WORK REQUIRED: Transcribe every entry word for word. Skip the pictures.

MATERIAL PROVIDED:
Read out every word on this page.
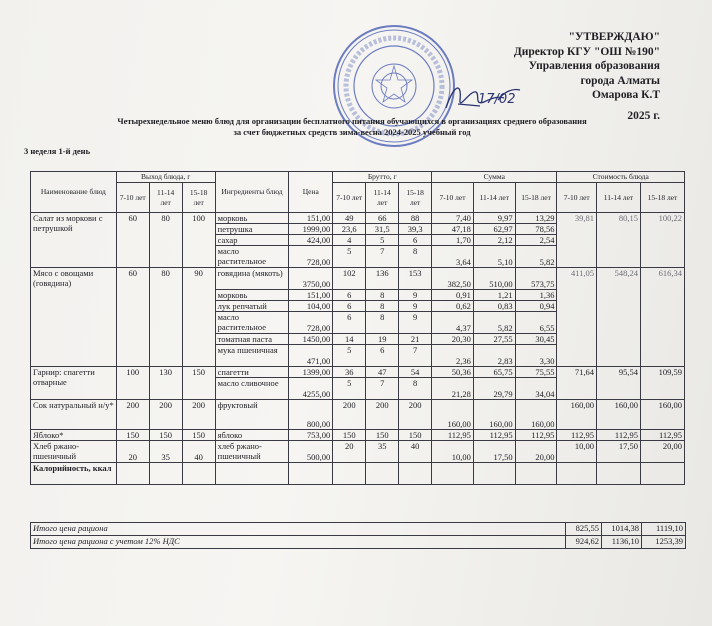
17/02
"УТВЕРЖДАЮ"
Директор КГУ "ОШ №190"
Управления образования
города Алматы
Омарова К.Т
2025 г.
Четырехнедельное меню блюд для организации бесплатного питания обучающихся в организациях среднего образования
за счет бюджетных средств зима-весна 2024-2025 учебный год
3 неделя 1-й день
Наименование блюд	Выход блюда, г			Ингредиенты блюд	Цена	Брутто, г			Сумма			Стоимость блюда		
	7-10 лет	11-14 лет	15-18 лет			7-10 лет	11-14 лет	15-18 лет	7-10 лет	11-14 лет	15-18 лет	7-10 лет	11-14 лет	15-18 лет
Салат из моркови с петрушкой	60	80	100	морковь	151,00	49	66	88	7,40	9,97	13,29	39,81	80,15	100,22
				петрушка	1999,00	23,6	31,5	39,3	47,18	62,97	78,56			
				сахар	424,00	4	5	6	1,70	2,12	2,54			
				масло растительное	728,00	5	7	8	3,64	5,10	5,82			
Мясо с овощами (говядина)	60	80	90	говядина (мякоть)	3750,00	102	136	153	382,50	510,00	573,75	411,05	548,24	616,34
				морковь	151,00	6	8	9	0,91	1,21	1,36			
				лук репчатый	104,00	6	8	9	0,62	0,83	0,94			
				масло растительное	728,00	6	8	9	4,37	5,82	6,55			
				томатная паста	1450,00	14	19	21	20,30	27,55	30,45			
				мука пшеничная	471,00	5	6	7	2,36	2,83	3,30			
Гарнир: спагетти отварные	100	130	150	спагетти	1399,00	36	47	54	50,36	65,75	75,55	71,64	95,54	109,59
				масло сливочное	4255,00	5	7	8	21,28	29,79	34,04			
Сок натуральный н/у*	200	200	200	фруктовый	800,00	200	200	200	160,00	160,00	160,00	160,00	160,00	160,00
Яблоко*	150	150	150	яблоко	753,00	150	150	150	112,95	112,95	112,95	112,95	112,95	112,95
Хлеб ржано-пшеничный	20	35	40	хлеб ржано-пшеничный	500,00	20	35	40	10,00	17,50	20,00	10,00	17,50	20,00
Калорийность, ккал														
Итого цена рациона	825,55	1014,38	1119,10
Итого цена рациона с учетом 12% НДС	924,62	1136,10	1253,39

FINISHED ANSWER:
Read out every word on this page.
17/02
"УТВЕРЖДАЮ"
Директор КГУ "ОШ №190"
Управления образования
города Алматы
Омарова К.Т
2025 г.
Четырехнедельное меню блюд для организации бесплатного питания обучающихся в организациях среднего образования
за счет бюджетных средств зима-весна 2024-2025 учебный год
3 неделя 1-й день
Наименование блюд	Выход блюда, г			Ингредиенты блюд	Цена	Брутто, г			Сумма			Стоимость блюда		
	7-10 лет	11-14 лет	15-18 лет			7-10 лет	11-14 лет	15-18 лет	7-10 лет	11-14 лет	15-18 лет	7-10 лет	11-14 лет	15-18 лет
Салат из моркови с петрушкой	60	80	100	морковь	151,00	49	66	88	7,40	9,97	13,29	39,81	80,15	100,22
				петрушка	1999,00	23,6	31,5	39,3	47,18	62,97	78,56			
				сахар	424,00	4	5	6	1,70	2,12	2,54			
				масло растительное	728,00	5	7	8	3,64	5,10	5,82			
Мясо с овощами (говядина)	60	80	90	говядина (мякоть)	3750,00	102	136	153	382,50	510,00	573,75	411,05	548,24	616,34
				морковь	151,00	6	8	9	0,91	1,21	1,36			
				лук репчатый	104,00	6	8	9	0,62	0,83	0,94			
				масло растительное	728,00	6	8	9	4,37	5,82	6,55			
				томатная паста	1450,00	14	19	21	20,30	27,55	30,45			
				мука пшеничная	471,00	5	6	7	2,36	2,83	3,30			
Гарнир: спагетти отварные	100	130	150	спагетти	1399,00	36	47	54	50,36	65,75	75,55	71,64	95,54	109,59
				масло сливочное	4255,00	5	7	8	21,28	29,79	34,04			
Сок натуральный н/у*	200	200	200	фруктовый	800,00	200	200	200	160,00	160,00	160,00	160,00	160,00	160,00
Яблоко*	150	150	150	яблоко	753,00	150	150	150	112,95	112,95	112,95	112,95	112,95	112,95
Хлеб ржано-пшеничный	20	35	40	хлеб ржано-пшеничный	500,00	20	35	40	10,00	17,50	20,00	10,00	17,50	20,00
Калорийность, ккал														
Итого цена рациона	825,55	1014,38	1119,10
Итого цена рациона с учетом 12% НДС	924,62	1136,10	1253,39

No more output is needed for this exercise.